● **Problem details**:
Go through the entries and transcribe each one exactly, dropping the pictures.

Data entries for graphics
-- begin --
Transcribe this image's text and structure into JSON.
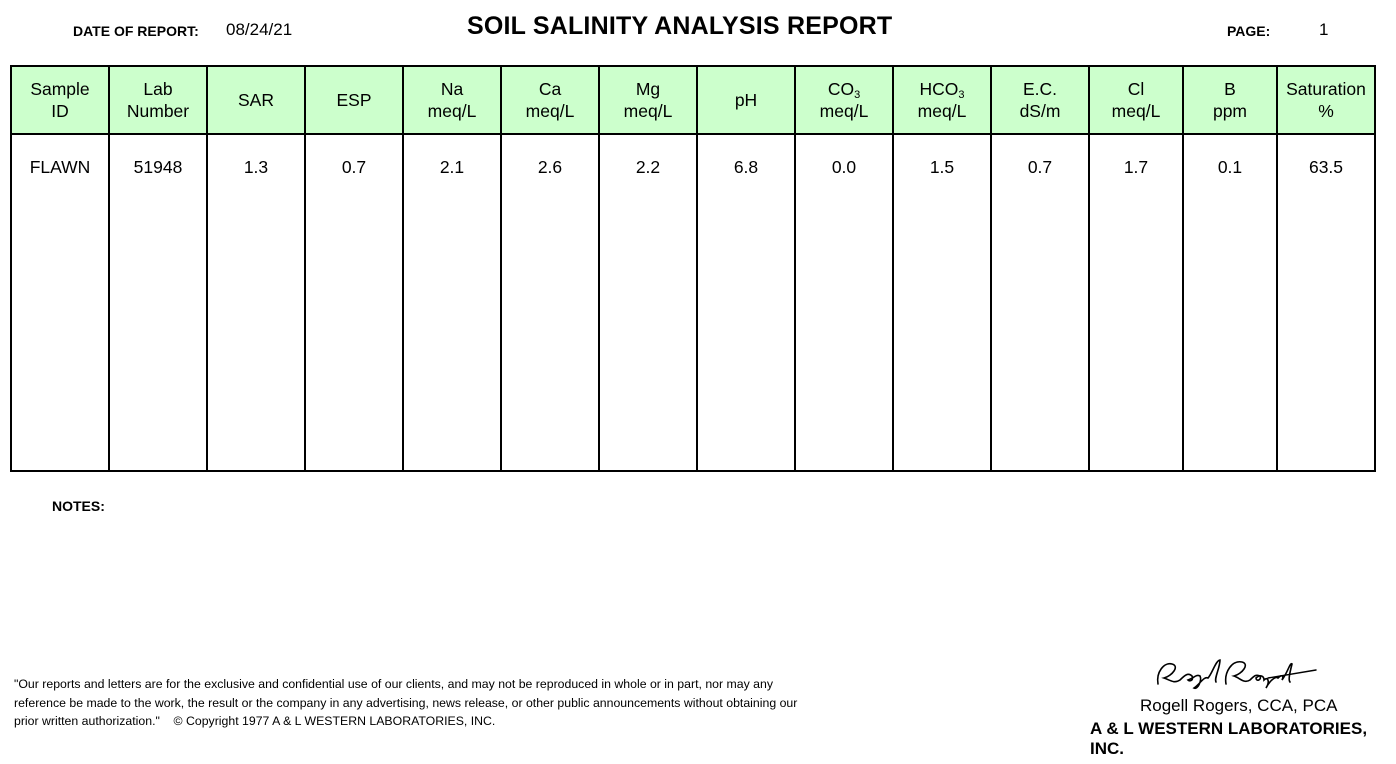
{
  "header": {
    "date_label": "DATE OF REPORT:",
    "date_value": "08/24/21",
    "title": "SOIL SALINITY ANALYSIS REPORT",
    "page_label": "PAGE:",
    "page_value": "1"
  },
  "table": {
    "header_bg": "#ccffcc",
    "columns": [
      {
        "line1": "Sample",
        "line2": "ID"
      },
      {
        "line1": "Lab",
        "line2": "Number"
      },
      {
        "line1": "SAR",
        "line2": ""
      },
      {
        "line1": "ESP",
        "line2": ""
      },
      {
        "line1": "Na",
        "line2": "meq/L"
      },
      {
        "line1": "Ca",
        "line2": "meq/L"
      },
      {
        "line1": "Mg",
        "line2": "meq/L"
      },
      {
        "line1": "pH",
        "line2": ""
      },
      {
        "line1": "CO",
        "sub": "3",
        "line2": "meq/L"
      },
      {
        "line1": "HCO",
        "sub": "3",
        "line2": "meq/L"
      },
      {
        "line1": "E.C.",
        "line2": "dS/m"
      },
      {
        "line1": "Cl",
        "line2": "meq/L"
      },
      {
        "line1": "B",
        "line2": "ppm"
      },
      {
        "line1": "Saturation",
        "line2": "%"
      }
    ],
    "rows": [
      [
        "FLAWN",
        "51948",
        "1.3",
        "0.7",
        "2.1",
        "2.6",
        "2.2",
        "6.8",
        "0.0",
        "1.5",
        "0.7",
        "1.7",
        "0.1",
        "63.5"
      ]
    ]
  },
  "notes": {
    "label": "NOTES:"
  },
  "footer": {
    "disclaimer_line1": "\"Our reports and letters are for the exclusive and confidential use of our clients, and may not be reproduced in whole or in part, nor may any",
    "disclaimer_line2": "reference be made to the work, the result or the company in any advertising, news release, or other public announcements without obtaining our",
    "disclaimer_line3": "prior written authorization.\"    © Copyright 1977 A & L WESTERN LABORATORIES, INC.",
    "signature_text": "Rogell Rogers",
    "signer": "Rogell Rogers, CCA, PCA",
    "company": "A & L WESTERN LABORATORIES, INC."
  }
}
-- end --
● **Complete output**:
Transcribe this image's text and structure into JSON.
{
  "header": {
    "date_label": "DATE OF REPORT:",
    "date_value": "08/24/21",
    "title": "SOIL SALINITY ANALYSIS REPORT",
    "page_label": "PAGE:",
    "page_value": "1"
  },
  "table": {
    "header_bg": "#ccffcc",
    "columns": [
      {
        "line1": "Sample",
        "line2": "ID"
      },
      {
        "line1": "Lab",
        "line2": "Number"
      },
      {
        "line1": "SAR",
        "line2": ""
      },
      {
        "line1": "ESP",
        "line2": ""
      },
      {
        "line1": "Na",
        "line2": "meq/L"
      },
      {
        "line1": "Ca",
        "line2": "meq/L"
      },
      {
        "line1": "Mg",
        "line2": "meq/L"
      },
      {
        "line1": "pH",
        "line2": ""
      },
      {
        "line1": "CO",
        "sub": "3",
        "line2": "meq/L"
      },
      {
        "line1": "HCO",
        "sub": "3",
        "line2": "meq/L"
      },
      {
        "line1": "E.C.",
        "line2": "dS/m"
      },
      {
        "line1": "Cl",
        "line2": "meq/L"
      },
      {
        "line1": "B",
        "line2": "ppm"
      },
      {
        "line1": "Saturation",
        "line2": "%"
      }
    ],
    "rows": [
      [
        "FLAWN",
        "51948",
        "1.3",
        "0.7",
        "2.1",
        "2.6",
        "2.2",
        "6.8",
        "0.0",
        "1.5",
        "0.7",
        "1.7",
        "0.1",
        "63.5"
      ]
    ]
  },
  "notes": {
    "label": "NOTES:"
  },
  "footer": {
    "disclaimer_line1": "\"Our reports and letters are for the exclusive and confidential use of our clients, and may not be reproduced in whole or in part, nor may any",
    "disclaimer_line2": "reference be made to the work, the result or the company in any advertising, news release, or other public announcements without obtaining our",
    "disclaimer_line3": "prior written authorization.\"    © Copyright 1977 A & L WESTERN LABORATORIES, INC.",
    "signature_text": "Rogell Rogers",
    "signer": "Rogell Rogers, CCA, PCA",
    "company": "A & L WESTERN LABORATORIES, INC."
  }
}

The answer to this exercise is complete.